* [WRITTEN REQUEST] Report back each line of the records that contains the string "value".

* [EXERCISE DATA]
* * * * * * * * *

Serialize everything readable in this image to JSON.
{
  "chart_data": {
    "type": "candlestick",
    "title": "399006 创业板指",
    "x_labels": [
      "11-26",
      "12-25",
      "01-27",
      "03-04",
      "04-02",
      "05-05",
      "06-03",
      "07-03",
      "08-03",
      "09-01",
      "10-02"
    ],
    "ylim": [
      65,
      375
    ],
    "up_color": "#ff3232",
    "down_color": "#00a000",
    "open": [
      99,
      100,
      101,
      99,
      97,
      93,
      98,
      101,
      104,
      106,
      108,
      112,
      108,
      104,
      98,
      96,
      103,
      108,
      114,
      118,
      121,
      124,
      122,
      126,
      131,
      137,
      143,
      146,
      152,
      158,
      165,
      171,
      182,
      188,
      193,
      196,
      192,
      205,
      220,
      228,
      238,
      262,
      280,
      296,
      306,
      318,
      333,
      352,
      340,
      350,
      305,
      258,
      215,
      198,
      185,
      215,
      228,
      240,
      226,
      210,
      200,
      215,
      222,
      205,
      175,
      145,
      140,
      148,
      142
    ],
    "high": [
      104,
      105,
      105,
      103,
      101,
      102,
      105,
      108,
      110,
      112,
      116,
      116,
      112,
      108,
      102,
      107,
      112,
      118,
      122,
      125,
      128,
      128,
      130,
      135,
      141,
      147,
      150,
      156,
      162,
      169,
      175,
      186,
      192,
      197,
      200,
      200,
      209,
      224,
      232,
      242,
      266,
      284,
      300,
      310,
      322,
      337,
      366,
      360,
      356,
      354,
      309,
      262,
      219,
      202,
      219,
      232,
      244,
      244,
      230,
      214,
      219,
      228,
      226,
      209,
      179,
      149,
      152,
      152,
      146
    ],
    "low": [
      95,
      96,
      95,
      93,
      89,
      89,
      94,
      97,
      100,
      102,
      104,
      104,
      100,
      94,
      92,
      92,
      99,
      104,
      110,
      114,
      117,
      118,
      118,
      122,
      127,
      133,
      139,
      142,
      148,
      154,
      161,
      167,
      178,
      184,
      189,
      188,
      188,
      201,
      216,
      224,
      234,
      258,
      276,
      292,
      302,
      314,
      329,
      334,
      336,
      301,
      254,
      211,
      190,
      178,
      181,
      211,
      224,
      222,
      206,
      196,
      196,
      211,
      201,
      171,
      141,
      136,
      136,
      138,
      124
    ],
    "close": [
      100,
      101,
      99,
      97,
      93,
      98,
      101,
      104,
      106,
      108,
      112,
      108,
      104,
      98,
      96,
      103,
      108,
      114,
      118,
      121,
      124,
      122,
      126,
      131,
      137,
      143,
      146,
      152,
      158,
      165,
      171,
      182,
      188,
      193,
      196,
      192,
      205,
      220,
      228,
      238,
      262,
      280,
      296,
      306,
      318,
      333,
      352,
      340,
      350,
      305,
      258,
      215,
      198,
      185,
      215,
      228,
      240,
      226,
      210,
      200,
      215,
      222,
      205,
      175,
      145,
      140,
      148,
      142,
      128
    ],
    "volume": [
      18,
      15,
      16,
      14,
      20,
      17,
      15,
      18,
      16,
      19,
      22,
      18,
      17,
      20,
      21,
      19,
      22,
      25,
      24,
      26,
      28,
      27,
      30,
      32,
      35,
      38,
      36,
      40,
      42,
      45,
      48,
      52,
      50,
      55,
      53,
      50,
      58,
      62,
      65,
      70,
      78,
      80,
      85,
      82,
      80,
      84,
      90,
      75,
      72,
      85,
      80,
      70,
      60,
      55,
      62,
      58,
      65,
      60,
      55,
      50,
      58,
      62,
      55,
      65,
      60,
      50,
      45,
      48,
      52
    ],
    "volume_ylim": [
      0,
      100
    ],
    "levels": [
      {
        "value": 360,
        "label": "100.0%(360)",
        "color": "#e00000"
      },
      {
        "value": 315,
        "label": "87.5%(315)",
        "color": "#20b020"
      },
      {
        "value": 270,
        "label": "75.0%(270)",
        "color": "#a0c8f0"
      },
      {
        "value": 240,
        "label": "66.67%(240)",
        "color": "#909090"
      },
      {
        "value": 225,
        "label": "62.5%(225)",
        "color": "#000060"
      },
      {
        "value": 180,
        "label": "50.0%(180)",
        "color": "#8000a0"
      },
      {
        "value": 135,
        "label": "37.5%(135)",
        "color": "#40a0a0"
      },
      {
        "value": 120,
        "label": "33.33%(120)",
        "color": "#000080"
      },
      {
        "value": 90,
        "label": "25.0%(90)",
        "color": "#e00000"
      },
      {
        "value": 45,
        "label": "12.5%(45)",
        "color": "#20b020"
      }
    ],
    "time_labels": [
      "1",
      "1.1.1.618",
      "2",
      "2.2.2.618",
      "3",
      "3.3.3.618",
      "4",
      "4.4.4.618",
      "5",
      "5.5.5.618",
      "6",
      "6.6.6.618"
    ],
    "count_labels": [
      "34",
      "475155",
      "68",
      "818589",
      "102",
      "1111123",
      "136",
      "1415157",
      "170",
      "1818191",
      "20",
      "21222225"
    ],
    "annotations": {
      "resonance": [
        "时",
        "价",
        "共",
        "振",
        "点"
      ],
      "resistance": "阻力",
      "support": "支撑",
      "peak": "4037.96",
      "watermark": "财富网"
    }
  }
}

* * * * * * * * *

* [THE ANSWER]
        "value": 360,
        "value": 315,
        "value": 270,
        "value": 240,
        "value": 225,
        "value": 180,
        "value": 135,
        "value": 120,
        "value": 90,
        "value": 45,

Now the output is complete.